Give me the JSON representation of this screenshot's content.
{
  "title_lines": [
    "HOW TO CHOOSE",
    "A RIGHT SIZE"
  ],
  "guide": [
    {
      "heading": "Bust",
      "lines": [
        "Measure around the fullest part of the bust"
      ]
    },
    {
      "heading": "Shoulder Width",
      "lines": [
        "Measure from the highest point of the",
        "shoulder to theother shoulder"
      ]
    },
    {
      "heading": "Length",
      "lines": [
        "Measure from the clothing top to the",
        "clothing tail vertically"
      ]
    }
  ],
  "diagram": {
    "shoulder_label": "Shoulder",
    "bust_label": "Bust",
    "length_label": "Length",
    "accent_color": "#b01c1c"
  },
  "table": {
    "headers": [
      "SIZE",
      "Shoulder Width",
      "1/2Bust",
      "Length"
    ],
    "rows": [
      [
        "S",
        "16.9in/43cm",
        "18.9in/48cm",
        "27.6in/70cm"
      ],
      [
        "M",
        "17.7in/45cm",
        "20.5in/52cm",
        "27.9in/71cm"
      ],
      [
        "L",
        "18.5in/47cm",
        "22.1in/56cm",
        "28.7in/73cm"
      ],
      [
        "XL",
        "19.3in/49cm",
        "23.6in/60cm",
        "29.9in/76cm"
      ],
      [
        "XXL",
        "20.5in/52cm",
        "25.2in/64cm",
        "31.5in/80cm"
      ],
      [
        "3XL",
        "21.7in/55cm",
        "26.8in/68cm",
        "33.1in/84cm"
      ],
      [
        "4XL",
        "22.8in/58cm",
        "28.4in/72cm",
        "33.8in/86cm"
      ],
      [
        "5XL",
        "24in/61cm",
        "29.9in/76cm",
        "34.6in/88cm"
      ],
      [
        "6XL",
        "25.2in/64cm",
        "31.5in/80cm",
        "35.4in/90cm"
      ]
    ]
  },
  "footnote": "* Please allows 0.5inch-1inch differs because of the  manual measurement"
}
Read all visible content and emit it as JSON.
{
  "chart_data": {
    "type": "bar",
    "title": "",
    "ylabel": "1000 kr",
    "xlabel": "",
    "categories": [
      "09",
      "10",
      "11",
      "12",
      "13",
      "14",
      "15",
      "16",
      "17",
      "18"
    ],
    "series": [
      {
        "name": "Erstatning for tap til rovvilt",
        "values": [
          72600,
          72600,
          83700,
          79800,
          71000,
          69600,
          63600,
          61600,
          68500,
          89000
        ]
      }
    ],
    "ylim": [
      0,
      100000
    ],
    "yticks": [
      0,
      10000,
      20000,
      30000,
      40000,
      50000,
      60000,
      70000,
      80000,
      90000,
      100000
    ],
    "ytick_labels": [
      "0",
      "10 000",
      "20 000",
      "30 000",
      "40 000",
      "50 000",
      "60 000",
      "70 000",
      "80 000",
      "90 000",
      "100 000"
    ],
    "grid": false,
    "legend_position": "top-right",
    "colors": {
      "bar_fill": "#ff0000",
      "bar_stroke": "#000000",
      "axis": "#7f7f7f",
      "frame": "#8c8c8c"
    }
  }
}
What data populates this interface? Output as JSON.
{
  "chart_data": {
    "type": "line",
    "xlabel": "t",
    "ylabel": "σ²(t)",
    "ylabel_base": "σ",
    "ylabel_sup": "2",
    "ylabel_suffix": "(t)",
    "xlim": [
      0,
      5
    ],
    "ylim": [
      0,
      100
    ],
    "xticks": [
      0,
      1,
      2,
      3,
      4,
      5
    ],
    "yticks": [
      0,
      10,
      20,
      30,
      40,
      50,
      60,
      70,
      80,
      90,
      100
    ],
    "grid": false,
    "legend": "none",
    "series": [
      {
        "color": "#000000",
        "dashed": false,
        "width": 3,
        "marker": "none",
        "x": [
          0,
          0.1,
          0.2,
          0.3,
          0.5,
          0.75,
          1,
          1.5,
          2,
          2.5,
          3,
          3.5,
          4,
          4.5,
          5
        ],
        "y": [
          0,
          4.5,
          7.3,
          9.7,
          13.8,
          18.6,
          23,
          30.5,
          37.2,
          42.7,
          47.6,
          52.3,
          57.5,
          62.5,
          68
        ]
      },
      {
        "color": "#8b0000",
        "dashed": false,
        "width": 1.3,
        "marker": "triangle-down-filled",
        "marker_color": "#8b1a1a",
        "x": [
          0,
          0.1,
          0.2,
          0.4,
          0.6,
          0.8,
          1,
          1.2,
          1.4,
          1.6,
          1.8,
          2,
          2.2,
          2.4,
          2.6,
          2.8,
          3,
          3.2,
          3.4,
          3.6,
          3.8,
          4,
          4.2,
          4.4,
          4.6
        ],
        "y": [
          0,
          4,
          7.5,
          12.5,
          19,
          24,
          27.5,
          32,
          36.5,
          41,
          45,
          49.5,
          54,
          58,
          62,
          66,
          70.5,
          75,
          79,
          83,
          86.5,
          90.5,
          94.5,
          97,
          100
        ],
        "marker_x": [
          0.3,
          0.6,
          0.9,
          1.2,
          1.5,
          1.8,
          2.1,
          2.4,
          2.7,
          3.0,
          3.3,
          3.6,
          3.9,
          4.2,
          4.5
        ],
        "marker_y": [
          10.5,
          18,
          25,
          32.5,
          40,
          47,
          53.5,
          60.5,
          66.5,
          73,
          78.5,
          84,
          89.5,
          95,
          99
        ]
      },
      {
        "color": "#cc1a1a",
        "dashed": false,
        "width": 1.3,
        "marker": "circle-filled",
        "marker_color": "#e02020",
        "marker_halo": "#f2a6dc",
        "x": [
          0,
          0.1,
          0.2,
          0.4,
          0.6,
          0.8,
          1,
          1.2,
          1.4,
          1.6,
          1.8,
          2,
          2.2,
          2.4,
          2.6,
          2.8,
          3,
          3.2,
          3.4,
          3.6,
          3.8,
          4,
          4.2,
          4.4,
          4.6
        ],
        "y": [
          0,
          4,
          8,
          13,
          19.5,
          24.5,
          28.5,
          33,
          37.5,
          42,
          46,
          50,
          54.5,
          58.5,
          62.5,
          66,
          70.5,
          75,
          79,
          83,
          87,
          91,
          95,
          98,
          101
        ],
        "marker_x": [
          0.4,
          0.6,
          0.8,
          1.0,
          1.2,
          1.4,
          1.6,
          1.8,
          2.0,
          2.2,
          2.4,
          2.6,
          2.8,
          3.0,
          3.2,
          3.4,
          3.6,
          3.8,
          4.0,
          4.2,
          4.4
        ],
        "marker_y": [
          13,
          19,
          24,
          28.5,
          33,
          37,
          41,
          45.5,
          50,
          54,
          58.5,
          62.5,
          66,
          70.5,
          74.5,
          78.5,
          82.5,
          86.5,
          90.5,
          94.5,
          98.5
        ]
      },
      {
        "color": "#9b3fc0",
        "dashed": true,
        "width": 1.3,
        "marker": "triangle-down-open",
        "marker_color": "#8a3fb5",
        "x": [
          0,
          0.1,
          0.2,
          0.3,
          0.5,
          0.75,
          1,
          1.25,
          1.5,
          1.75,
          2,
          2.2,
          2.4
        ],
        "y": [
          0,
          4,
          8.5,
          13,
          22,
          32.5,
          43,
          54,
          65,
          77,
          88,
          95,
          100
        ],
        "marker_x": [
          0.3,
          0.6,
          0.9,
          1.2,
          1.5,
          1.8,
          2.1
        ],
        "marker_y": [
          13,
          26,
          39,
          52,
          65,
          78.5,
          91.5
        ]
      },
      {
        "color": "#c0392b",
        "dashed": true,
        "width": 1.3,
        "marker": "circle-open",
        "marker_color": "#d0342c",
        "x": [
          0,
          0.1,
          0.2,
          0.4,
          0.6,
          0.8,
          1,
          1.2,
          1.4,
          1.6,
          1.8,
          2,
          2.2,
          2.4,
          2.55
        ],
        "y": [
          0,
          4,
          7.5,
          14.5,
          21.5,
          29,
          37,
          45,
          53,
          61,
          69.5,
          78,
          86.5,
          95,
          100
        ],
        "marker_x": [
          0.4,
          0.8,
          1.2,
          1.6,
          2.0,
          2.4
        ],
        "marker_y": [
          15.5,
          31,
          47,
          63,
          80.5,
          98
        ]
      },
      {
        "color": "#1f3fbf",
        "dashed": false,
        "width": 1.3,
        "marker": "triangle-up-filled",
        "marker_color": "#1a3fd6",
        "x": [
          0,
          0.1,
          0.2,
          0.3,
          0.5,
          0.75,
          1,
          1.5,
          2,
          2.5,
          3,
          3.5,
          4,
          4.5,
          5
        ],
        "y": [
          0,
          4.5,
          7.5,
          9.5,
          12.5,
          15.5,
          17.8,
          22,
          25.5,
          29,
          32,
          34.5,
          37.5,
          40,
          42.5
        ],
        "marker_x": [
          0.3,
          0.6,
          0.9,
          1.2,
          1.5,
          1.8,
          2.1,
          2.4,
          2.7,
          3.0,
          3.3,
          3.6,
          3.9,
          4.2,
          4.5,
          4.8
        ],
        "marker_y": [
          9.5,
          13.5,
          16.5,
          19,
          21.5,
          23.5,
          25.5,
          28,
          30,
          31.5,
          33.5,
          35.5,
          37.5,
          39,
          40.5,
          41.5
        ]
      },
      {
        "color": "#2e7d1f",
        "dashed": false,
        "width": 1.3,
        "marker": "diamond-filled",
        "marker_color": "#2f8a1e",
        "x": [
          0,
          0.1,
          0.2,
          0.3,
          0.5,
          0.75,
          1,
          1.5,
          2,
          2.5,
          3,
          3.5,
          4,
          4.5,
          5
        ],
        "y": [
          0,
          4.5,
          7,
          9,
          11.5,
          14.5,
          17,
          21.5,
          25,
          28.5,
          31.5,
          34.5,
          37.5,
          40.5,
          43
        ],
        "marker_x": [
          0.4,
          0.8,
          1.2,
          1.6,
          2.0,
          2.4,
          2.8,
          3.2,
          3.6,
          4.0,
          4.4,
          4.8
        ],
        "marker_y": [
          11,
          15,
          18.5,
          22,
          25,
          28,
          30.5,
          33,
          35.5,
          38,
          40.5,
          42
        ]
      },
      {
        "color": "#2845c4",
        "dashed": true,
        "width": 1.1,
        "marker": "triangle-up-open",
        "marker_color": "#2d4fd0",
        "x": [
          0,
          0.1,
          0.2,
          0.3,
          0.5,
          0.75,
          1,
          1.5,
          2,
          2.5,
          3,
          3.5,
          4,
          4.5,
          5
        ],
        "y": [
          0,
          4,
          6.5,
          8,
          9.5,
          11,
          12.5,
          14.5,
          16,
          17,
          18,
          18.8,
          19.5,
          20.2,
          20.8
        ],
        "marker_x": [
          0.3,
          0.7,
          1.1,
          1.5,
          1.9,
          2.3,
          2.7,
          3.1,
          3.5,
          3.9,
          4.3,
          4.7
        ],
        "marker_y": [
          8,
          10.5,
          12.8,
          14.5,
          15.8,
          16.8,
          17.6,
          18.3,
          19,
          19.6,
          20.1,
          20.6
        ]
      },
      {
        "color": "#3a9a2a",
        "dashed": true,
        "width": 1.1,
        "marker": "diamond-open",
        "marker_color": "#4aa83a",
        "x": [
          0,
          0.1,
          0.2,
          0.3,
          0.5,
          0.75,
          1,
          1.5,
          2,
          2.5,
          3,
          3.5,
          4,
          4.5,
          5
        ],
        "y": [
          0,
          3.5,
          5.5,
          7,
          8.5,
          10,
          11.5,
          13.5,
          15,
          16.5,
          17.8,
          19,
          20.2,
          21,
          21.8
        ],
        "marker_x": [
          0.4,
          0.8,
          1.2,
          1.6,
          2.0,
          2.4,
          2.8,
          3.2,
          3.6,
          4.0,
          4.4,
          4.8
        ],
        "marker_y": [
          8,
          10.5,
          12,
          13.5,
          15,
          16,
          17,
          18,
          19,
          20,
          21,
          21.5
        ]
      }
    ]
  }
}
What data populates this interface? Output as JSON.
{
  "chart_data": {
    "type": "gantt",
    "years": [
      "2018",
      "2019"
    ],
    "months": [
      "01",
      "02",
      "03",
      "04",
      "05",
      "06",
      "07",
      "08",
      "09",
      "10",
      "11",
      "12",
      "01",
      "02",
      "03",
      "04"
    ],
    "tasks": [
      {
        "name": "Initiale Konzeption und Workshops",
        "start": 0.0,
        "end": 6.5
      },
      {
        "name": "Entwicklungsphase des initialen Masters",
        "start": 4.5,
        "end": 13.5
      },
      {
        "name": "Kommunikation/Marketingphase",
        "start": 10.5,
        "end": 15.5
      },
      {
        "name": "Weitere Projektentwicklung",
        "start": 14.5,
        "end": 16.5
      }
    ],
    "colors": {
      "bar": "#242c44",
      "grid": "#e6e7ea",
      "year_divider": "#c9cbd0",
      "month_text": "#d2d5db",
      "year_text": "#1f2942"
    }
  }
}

━━━

Exercise aim - Check each line of the entries for the string "filled". Copy the lines that have it.

Solution to the problem -
        "marker": "triangle-down-filled",
        "marker": "circle-filled",
        "marker": "triangle-up-filled",
        "marker": "diamond-filled",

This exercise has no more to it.